*Task statement:* Using the listing below, report all lines holding the word "Halimbawa".

Collection entries
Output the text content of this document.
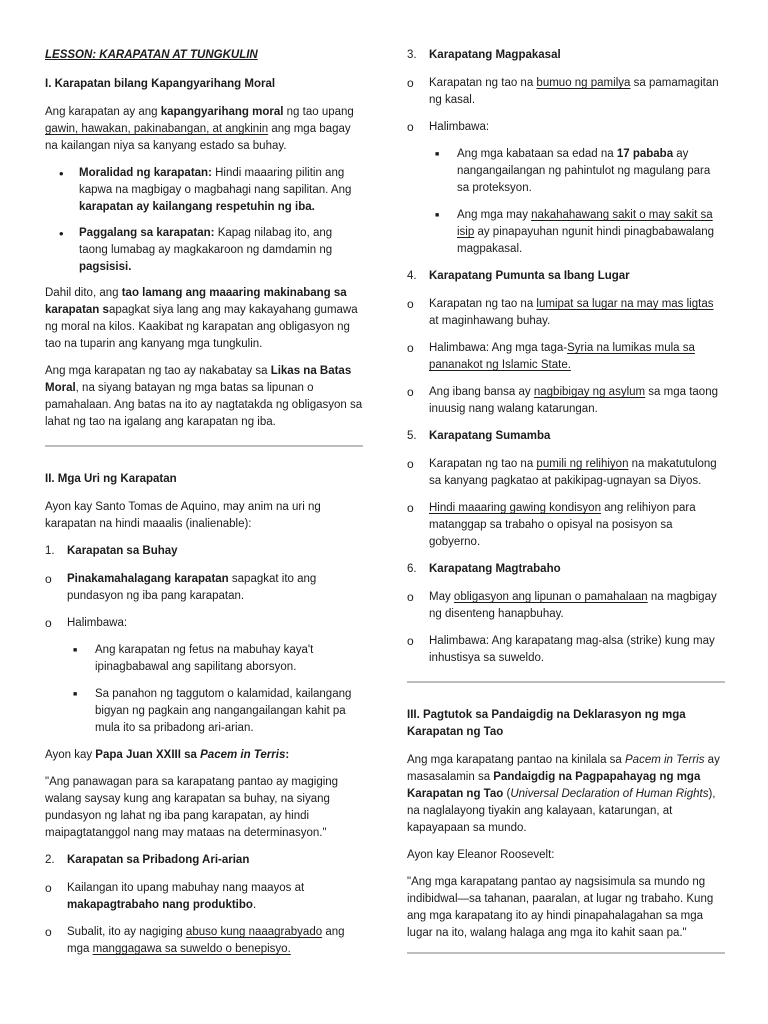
LESSON: KARAPATAN AT TUNGKULIN

I. Karapatan bilang Kapangyarihang Moral

Ang karapatan ay ang kapangyarihang moral ng tao upang gawin, hawakan, pakinabangan, at angkinin ang mga bagay na kailangan niya sa kanyang estado sa buhay.

• Moralidad ng karapatan: Hindi maaaring pilitin ang kapwa na magbigay o magbahagi nang sapilitan. Ang karapatan ay kailangang respetuhin ng iba.
• Paggalang sa karapatan: Kapag nilabag ito, ang taong lumabag ay magkakaroon ng damdamin ng pagsisisi.

Dahil dito, ang tao lamang ang maaaring makinabang sa karapatan sapagkat siya lang ang may kakayahang gumawa ng moral na kilos. Kaakibat ng karapatan ang obligasyon ng tao na tuparin ang kanyang mga tungkulin.

Ang mga karapatan ng tao ay nakabatay sa Likas na Batas Moral, na siyang batayan ng mga batas sa lipunan o pamahalaan. Ang batas na ito ay nagtatakda ng obligasyon sa lahat ng tao na igalang ang karapatan ng iba.

II. Mga Uri ng Karapatan

Ayon kay Santo Tomas de Aquino, may anim na uri ng karapatan na hindi maaalis (inalienable):

1.	Karapatan sa Buhay
o	Pinakamahalagang karapatan sapagkat ito ang pundasyon ng iba pang karapatan.
o	Halimbawa:
■	Ang karapatan ng fetus na mabuhay kaya't ipinagbabawal ang sapilitang aborsyon.
■	Sa panahon ng taggutom o kalamidad, kailangang bigyan ng pagkain ang nangangailangan kahit pa mula ito sa pribadong ari-arian.

Ayon kay Papa Juan XXIII sa Pacem in Terris:

"Ang panawagan para sa karapatang pantao ay magiging walang saysay kung ang karapatan sa buhay, na siyang pundasyon ng lahat ng iba pang karapatan, ay hindi maipagtatanggol nang may mataas na determinasyon."

2.	Karapatan sa Pribadong Ari-arian
o	Kailangan ito upang mabuhay nang maayos at makapagtrabaho nang produktibo.
o	Subalit, ito ay nagiging abuso kung naaagrabyado ang mga manggagawa sa suweldo o benepisyo.
3.	Karapatang Magpakasal
o	Karapatan ng tao na bumuo ng pamilya sa pamamagitan ng kasal.
o	Halimbawa:
■	Ang mga kabataan sa edad na 17 pababa ay nangangailangan ng pahintulot ng magulang para sa proteksyon.
■	Ang mga may nakahahawang sakit o may sakit sa isip ay pinapayuhan ngunit hindi pinagbabawalang magpakasal.
4.	Karapatang Pumunta sa Ibang Lugar
o	Karapatan ng tao na lumipat sa lugar na may mas ligtas at maginhawang buhay.
o	Halimbawa: Ang mga taga-Syria na lumikas mula sa pananakot ng Islamic State.
o	Ang ibang bansa ay nagbibigay ng asylum sa mga taong inuusig nang walang katarungan.
5.	Karapatang Sumamba
o	Karapatan ng tao na pumili ng relihiyon na makatutulong sa kanyang pagkatao at pakikipag-ugnayan sa Diyos.
o	Hindi maaaring gawing kondisyon ang relihiyon para matanggap sa trabaho o opisyal na posisyon sa gobyerno.
6.	Karapatang Magtrabaho
o	May obligasyon ang lipunan o pamahalaan na magbigay ng disenteng hanapbuhay.
o	Halimbawa: Ang karapatang mag-alsa (strike) kung may inhustisya sa suweldo.

III. Pagtutok sa Pandaigdig na Deklarasyon ng mga Karapatan ng Tao

Ang mga karapatang pantao na kinilala sa Pacem in Terris ay masasalamin sa Pandaigdig na Pagpapahayag ng mga Karapatan ng Tao (Universal Declaration of Human Rights), na naglalayong tiyakin ang kalayaan, katarungan, at kapayapaan sa mundo.

Ayon kay Eleanor Roosevelt:

"Ang mga karapatang pantao ay nagsisimula sa mundo ng indibidwal—sa tahanan, paaralan, at lugar ng trabaho. Kung ang mga karapatang ito ay hindi pinapahalagahan sa mga lugar na ito, walang halaga ang mga ito kahit saan pa."
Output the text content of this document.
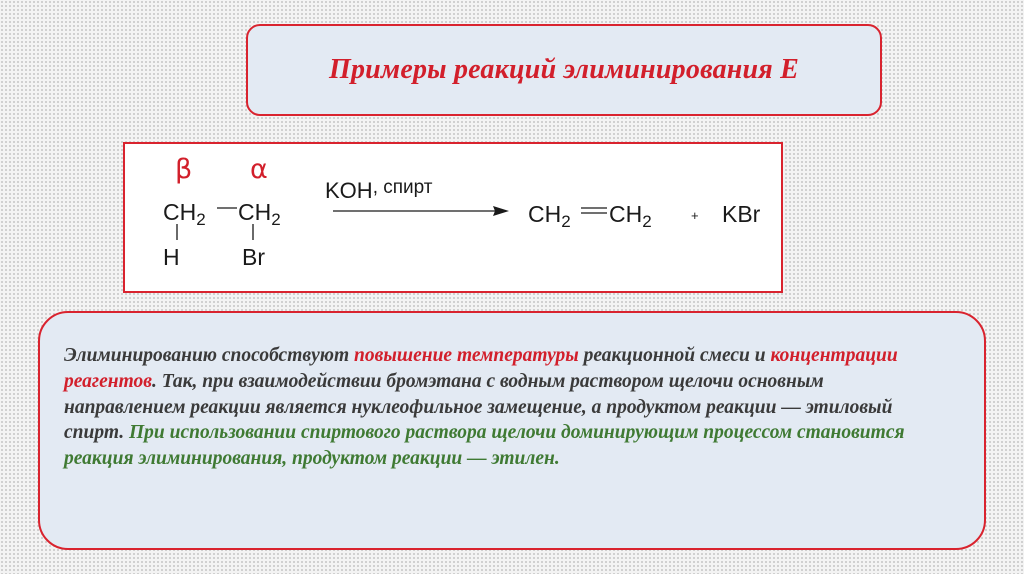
Примеры реакций элиминирования Е
β α
$CH_2$ $CH_2$
H	Br
KOH, спирт
$CH_2$ $CH_2$	+ KBr

Элиминированию способствуют повышение температуры реакционной смеси и концентрации реагентов. Так, при взаимодействии бромэтана с водным раствором щелочи основным направлением реакции является нуклеофильное замещение, а продуктом реакции — этиловый спирт. При использовании спиртового раствора щелочи доминирующим процессом становится реакция элиминирования, продуктом реакции — этилен.
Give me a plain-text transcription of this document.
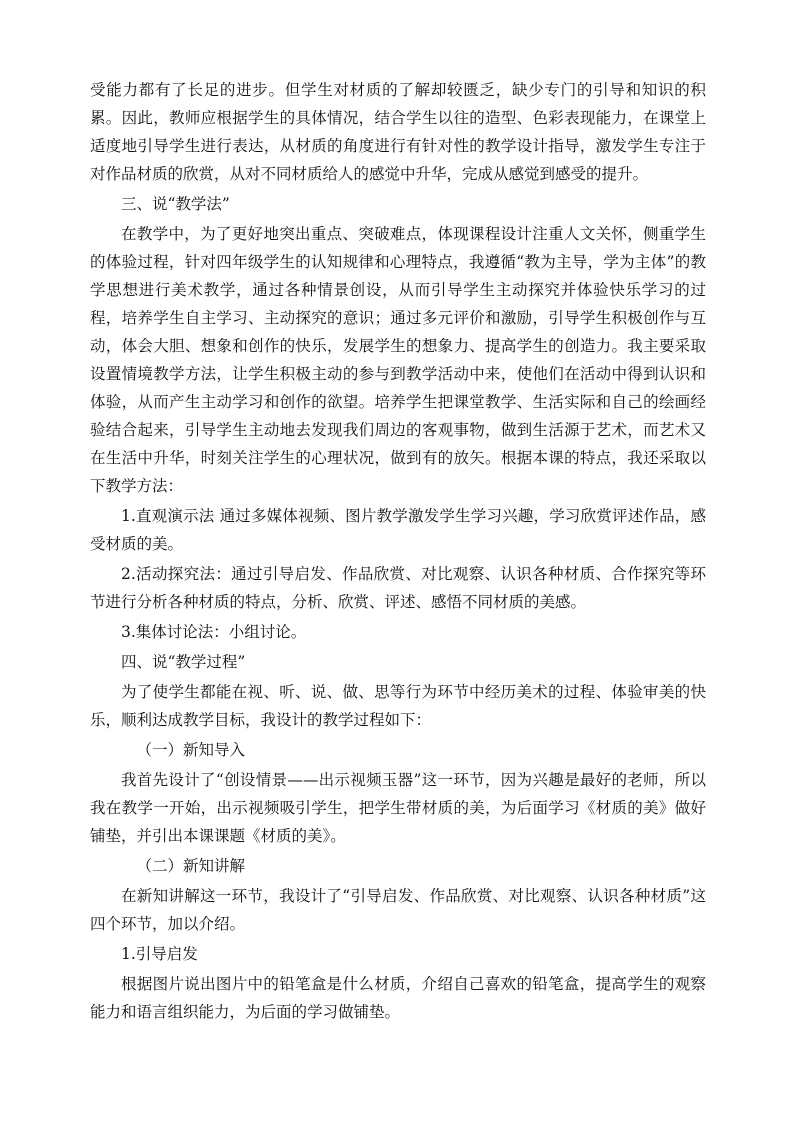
受能力都有了长足的进步。但学生对材质的了解却较匮乏，缺少专门的引导和知识的积累。因此，教师应根据学生的具体情况，结合学生以往的造型、色彩表现能力，在课堂上适度地引导学生进行表达，从材质的角度进行有针对性的教学设计指导，激发学生专注于对作品材质的欣赏，从对不同材质给人的感觉中升华，完成从感觉到感受的提升。

三、说“教学法”

在教学中，为了更好地突出重点、突破难点，体现课程设计注重人文关怀，侧重学生的体验过程，针对四年级学生的认知规律和心理特点，我遵循“教为主导，学为主体”的教学思想进行美术教学，通过各种情景创设，从而引导学生主动探究并体验快乐学习的过程，培养学生自主学习、主动探究的意识；通过多元评价和激励，引导学生积极创作与互动，体会大胆、想象和创作的快乐，发展学生的想象力、提高学生的创造力。我主要采取设置情境教学方法，让学生积极主动的参与到教学活动中来，使他们在活动中得到认识和体验，从而产生主动学习和创作的欲望。培养学生把课堂教学、生活实际和自己的绘画经验结合起来，引导学生主动地去发现我们周边的客观事物，做到生活源于艺术，而艺术又在生活中升华，时刻关注学生的心理状况，做到有的放矢。根据本课的特点，我还采取以下教学方法：

1.直观演示法 通过多媒体视频、图片教学激发学生学习兴趣，学习欣赏评述作品，感受材质的美。

2.活动探究法：通过引导启发、作品欣赏、对比观察、认识各种材质、合作探究等环节进行分析各种材质的特点，分析、欣赏、评述、感悟不同材质的美感。

3.集体讨论法：小组讨论。

四、说“教学过程”

为了使学生都能在视、听、说、做、思等行为环节中经历美术的过程、体验审美的快乐，顺利达成教学目标，我设计的教学过程如下：

（一）新知导入

我首先设计了“创设情景——出示视频玉器”这一环节，因为兴趣是最好的老师，所以我在教学一开始，出示视频吸引学生，把学生带材质的美，为后面学习《材质的美》做好铺垫，并引出本课课题《材质的美》。

（二）新知讲解

在新知讲解这一环节，我设计了“引导启发、作品欣赏、对比观察、认识各种材质”这四个环节，加以介绍。

1.引导启发

根据图片说出图片中的铅笔盒是什么材质，介绍自己喜欢的铅笔盒，提高学生的观察能力和语言组织能力，为后面的学习做铺垫。
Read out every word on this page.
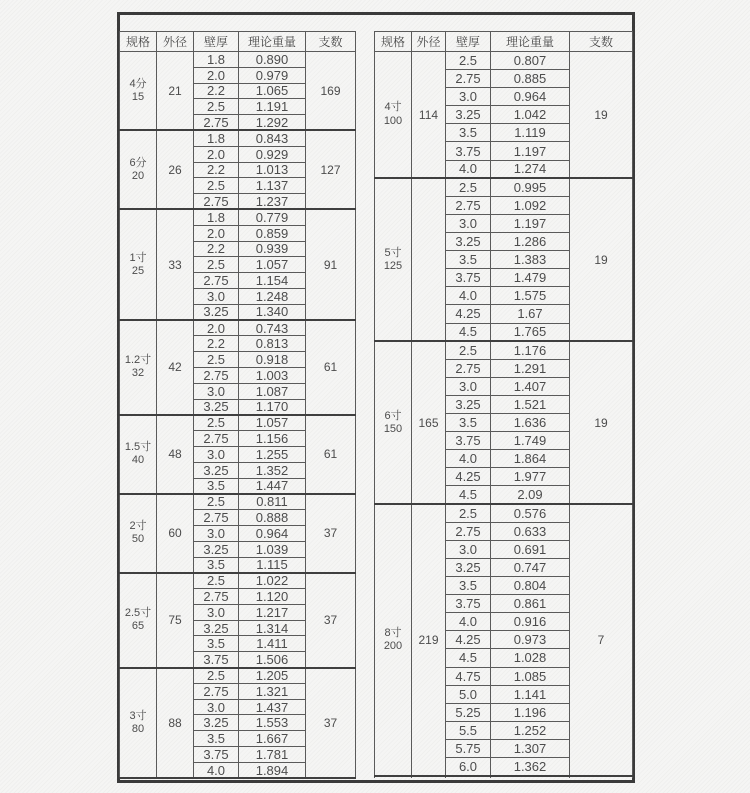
规格	外径	壁厚	理论重量	支数

4分
15	21	1.8	0.890	169
		2.0	0.979	
		2.2	1.065	
		2.5	1.191	
		2.75	1.292	

6分
20	26	1.8	0.843	127
		2.0	0.929	
		2.2	1.013	
		2.5	1.137	
		2.75	1.237	

1寸
25	33	1.8	0.779	91
		2.0	0.859	
		2.2	0.939	
		2.5	1.057	
		2.75	1.154	
		3.0	1.248	
		3.25	1.340	

1.2寸
32	42	2.0	0.743	61
		2.2	0.813	
		2.5	0.918	
		2.75	1.003	
		3.0	1.087	
		3.25	1.170	

1.5寸
40	48	2.5	1.057	61
		2.75	1.156	
		3.0	1.255	
		3.25	1.352	
		3.5	1.447	

2寸
50	60	2.5	0.811	37
		2.75	0.888	
		3.0	0.964	
		3.25	1.039	
		3.5	1.115	

2.5寸
65	75	2.5	1.022	37
		2.75	1.120	
		3.0	1.217	
		3.25	1.314	
		3.5	1.411	
		3.75	1.506	

3寸
80	88	2.5	1.205	37
		2.75	1.321	
		3.0	1.437	
		3.25	1.553	
		3.5	1.667	
		3.75	1.781	
		4.0	1.894	
规格	外径	壁厚	理论重量	支数

4寸
100	114	2.5	0.807	19
		2.75	0.885	
		3.0	0.964	
		3.25	1.042	
		3.5	1.119	
		3.75	1.197	
		4.0	1.274	

5寸
125		2.5	0.995	19
		2.75	1.092	
		3.0	1.197	
		3.25	1.286	
		3.5	1.383	
		3.75	1.479	
		4.0	1.575	
		4.25	1.67	
		4.5	1.765	

6寸
150	165	2.5	1.176	19
		2.75	1.291	
		3.0	1.407	
		3.25	1.521	
		3.5	1.636	
		3.75	1.749	
		4.0	1.864	
		4.25	1.977	
		4.5	2.09	

8寸
200	219	2.5	0.576	7
		2.75	0.633	
		3.0	0.691	
		3.25	0.747	
		3.5	0.804	
		3.75	0.861	
		4.0	0.916	
		4.25	0.973	
		4.5	1.028	
		4.75	1.085	
		5.0	1.141	
		5.25	1.196	
		5.5	1.252	
		5.75	1.307	
		6.0	1.362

*Completed exercise:*
o	Halimbawa:
o	Halimbawa:
o	Halimbawa: Ang mga taga-Syria na lumikas mula sa pananakot ng Islamic State.
o	Halimbawa: Ang karapatang mag-alsa (strike) kung may inhustisya sa suweldo.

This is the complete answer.